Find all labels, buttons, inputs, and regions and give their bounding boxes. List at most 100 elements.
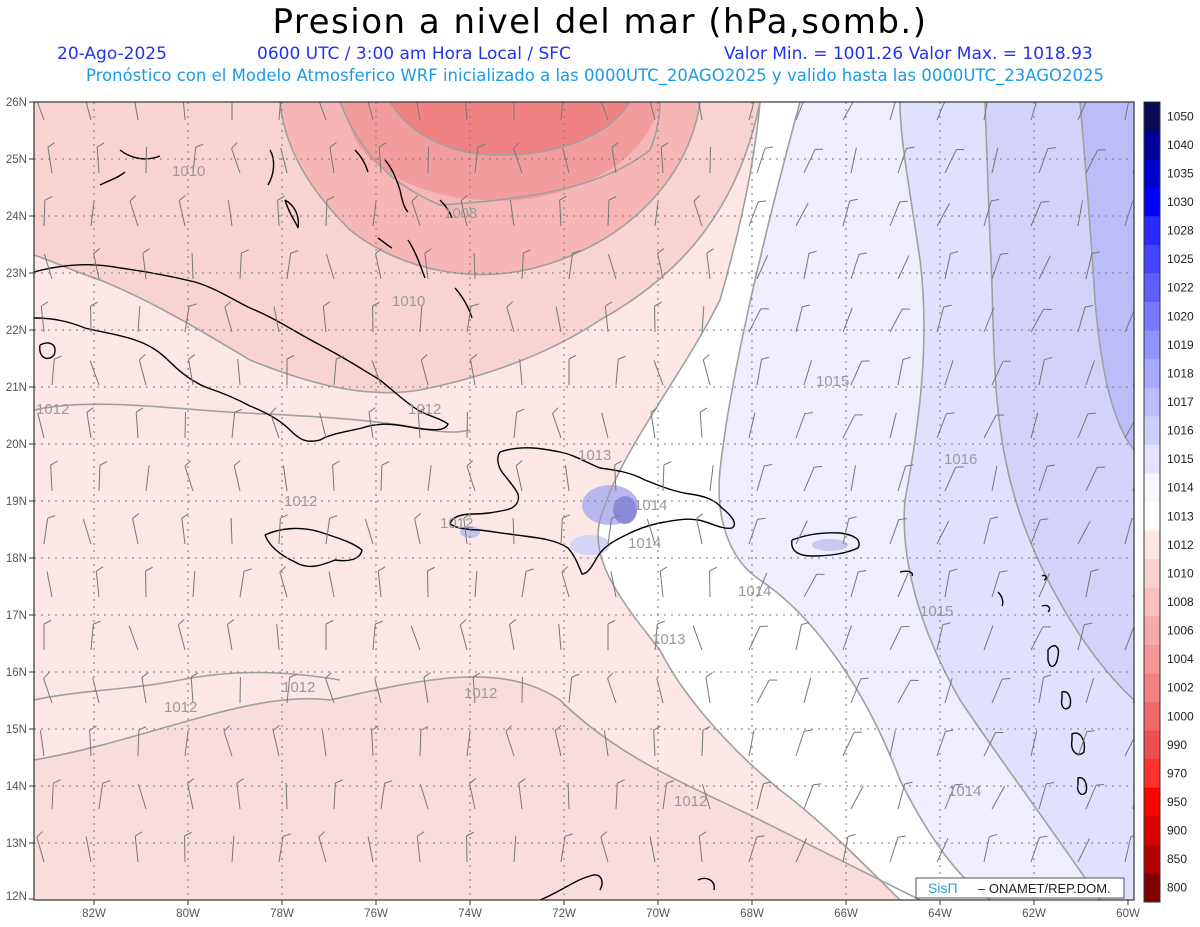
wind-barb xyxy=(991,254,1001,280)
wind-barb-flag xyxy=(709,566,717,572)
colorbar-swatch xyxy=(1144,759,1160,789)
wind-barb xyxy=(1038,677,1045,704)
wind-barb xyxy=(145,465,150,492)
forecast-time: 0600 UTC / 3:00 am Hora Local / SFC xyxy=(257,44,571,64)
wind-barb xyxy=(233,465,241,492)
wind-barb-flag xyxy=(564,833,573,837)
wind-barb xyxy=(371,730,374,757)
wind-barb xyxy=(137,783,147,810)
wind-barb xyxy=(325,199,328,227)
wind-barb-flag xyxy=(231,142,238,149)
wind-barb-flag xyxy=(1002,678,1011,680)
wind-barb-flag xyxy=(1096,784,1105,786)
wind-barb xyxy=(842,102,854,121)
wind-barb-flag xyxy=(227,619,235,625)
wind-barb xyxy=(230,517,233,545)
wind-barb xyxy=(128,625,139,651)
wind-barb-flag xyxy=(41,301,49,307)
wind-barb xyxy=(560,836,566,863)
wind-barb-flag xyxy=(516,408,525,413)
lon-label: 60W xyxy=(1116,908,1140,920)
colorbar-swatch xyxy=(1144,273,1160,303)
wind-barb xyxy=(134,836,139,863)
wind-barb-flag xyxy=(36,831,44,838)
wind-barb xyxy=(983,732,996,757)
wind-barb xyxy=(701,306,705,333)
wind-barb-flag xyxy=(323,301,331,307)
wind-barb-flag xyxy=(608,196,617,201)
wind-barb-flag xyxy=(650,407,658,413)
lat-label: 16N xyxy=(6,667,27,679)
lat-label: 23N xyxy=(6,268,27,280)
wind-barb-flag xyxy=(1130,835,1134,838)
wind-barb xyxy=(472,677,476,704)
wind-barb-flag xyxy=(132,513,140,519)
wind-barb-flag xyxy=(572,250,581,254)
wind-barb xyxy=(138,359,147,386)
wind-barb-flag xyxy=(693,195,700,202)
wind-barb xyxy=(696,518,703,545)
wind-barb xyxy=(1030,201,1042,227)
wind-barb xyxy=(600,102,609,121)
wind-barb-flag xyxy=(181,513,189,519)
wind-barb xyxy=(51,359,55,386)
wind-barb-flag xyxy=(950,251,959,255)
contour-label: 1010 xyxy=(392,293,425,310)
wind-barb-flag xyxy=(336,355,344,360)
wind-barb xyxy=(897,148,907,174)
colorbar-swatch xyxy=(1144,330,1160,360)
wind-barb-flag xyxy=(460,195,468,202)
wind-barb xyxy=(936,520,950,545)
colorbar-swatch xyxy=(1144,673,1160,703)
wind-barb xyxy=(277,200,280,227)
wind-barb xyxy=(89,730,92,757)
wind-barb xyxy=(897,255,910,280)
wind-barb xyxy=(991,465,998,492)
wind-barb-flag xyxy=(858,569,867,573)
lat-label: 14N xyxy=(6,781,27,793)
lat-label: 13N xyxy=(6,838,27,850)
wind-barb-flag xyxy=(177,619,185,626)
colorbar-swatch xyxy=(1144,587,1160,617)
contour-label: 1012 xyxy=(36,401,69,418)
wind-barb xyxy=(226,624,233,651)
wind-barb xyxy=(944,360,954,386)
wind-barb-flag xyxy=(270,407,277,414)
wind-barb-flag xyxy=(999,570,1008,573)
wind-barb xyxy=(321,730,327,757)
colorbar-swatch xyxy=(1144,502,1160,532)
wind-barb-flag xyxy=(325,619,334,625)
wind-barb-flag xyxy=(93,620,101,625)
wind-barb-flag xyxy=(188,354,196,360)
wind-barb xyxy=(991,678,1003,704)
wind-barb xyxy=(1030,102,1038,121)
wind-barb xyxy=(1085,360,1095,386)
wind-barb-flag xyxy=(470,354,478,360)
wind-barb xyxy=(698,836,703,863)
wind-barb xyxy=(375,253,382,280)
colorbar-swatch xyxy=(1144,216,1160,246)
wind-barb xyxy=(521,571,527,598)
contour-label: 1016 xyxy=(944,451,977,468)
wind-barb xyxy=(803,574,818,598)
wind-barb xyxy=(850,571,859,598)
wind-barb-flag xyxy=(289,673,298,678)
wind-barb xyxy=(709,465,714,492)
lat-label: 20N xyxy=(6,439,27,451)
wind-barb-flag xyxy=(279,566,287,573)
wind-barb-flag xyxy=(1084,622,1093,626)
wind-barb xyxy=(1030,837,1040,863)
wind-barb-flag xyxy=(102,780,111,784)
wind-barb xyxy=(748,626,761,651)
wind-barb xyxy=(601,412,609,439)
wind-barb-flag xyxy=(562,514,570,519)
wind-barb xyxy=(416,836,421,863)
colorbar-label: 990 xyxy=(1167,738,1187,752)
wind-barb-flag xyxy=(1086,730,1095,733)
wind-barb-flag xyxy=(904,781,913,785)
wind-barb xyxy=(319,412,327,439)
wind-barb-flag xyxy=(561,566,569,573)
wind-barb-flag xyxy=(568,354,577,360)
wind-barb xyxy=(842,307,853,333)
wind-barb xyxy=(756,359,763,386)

○ ○ ○ ○ ○ ○ ○

◆ Instruction: Copy out every one of the entries above word for word, leaving out the pictures.

◆ Full solution:
Find all labels, buttons, inputs, and regions and give their bounding boxes. List at most 100 elements.
wind-barb xyxy=(991,254,1001,280)
wind-barb-flag xyxy=(709,566,717,572)
colorbar-swatch xyxy=(1144,759,1160,789)
wind-barb xyxy=(1038,677,1045,704)
wind-barb xyxy=(145,465,150,492)
forecast-time: 0600 UTC / 3:00 am Hora Local / SFC xyxy=(257,44,571,64)
wind-barb xyxy=(233,465,241,492)
wind-barb-flag xyxy=(564,833,573,837)
wind-barb xyxy=(371,730,374,757)
wind-barb xyxy=(137,783,147,810)
wind-barb xyxy=(325,199,328,227)
wind-barb-flag xyxy=(231,142,238,149)
wind-barb-flag xyxy=(1002,678,1011,680)
wind-barb-flag xyxy=(1096,784,1105,786)
wind-barb xyxy=(842,102,854,121)
wind-barb-flag xyxy=(227,619,235,625)
wind-barb xyxy=(230,517,233,545)
wind-barb xyxy=(128,625,139,651)
wind-barb-flag xyxy=(41,301,49,307)
wind-barb xyxy=(560,836,566,863)
wind-barb-flag xyxy=(516,408,525,413)
lon-label: 60W xyxy=(1116,908,1140,920)
colorbar-swatch xyxy=(1144,273,1160,303)
wind-barb xyxy=(134,836,139,863)
wind-barb-flag xyxy=(36,831,44,838)
wind-barb xyxy=(983,732,996,757)
wind-barb xyxy=(701,306,705,333)
wind-barb-flag xyxy=(323,301,331,307)
wind-barb-flag xyxy=(608,196,617,201)
wind-barb-flag xyxy=(650,407,658,413)
lat-label: 16N xyxy=(6,667,27,679)
lat-label: 23N xyxy=(6,268,27,280)
wind-barb-flag xyxy=(1130,835,1134,838)
wind-barb xyxy=(472,677,476,704)
wind-barb-flag xyxy=(132,513,140,519)
wind-barb-flag xyxy=(572,250,581,254)
wind-barb xyxy=(138,359,147,386)
wind-barb-flag xyxy=(693,195,700,202)
wind-barb xyxy=(696,518,703,545)
wind-barb xyxy=(1030,201,1042,227)
wind-barb xyxy=(600,102,609,121)
wind-barb-flag xyxy=(181,513,189,519)
wind-barb xyxy=(51,359,55,386)
wind-barb-flag xyxy=(950,251,959,255)
contour-label: 1010 xyxy=(392,293,425,310)
wind-barb-flag xyxy=(336,355,344,360)
wind-barb xyxy=(897,148,907,174)
colorbar-swatch xyxy=(1144,330,1160,360)
wind-barb-flag xyxy=(460,195,468,202)
wind-barb xyxy=(936,520,950,545)
colorbar-swatch xyxy=(1144,673,1160,703)
wind-barb xyxy=(277,200,280,227)
wind-barb xyxy=(89,730,92,757)
wind-barb xyxy=(897,255,910,280)
wind-barb xyxy=(991,465,998,492)
wind-barb-flag xyxy=(858,569,867,573)
lat-label: 14N xyxy=(6,781,27,793)
lat-label: 13N xyxy=(6,838,27,850)
wind-barb-flag xyxy=(177,619,185,626)
colorbar-swatch xyxy=(1144,587,1160,617)
contour-label: 1012 xyxy=(36,401,69,418)
wind-barb xyxy=(226,624,233,651)
wind-barb xyxy=(944,360,954,386)
wind-barb-flag xyxy=(270,407,277,414)
wind-barb-flag xyxy=(999,570,1008,573)
wind-barb xyxy=(321,730,327,757)
colorbar-swatch xyxy=(1144,502,1160,532)
wind-barb-flag xyxy=(325,619,334,625)
wind-barb-flag xyxy=(93,620,101,625)
wind-barb-flag xyxy=(188,354,196,360)
wind-barb xyxy=(991,678,1003,704)
wind-barb xyxy=(1030,102,1038,121)
wind-barb xyxy=(1085,360,1095,386)
wind-barb-flag xyxy=(470,354,478,360)
wind-barb xyxy=(698,836,703,863)
wind-barb xyxy=(375,253,382,280)
colorbar-swatch xyxy=(1144,216,1160,246)
wind-barb xyxy=(521,571,527,598)
contour-label: 1016 xyxy=(944,451,977,468)
wind-barb xyxy=(803,574,818,598)
wind-barb xyxy=(850,571,859,598)
wind-barb-flag xyxy=(289,673,298,678)
wind-barb xyxy=(709,465,714,492)
lat-label: 20N xyxy=(6,439,27,451)
wind-barb-flag xyxy=(279,566,287,573)
wind-barb-flag xyxy=(1084,622,1093,626)
wind-barb xyxy=(1030,837,1040,863)
wind-barb-flag xyxy=(102,780,111,784)
wind-barb xyxy=(748,626,761,651)
wind-barb xyxy=(601,412,609,439)
wind-barb-flag xyxy=(562,514,570,519)
wind-barb xyxy=(416,836,421,863)
colorbar-label: 990 xyxy=(1167,738,1187,752)
wind-barb-flag xyxy=(1086,730,1095,733)
wind-barb-flag xyxy=(904,781,913,785)
wind-barb xyxy=(319,412,327,439)
wind-barb-flag xyxy=(561,566,569,573)
wind-barb-flag xyxy=(568,354,577,360)
wind-barb xyxy=(842,307,853,333)
wind-barb xyxy=(756,359,763,386)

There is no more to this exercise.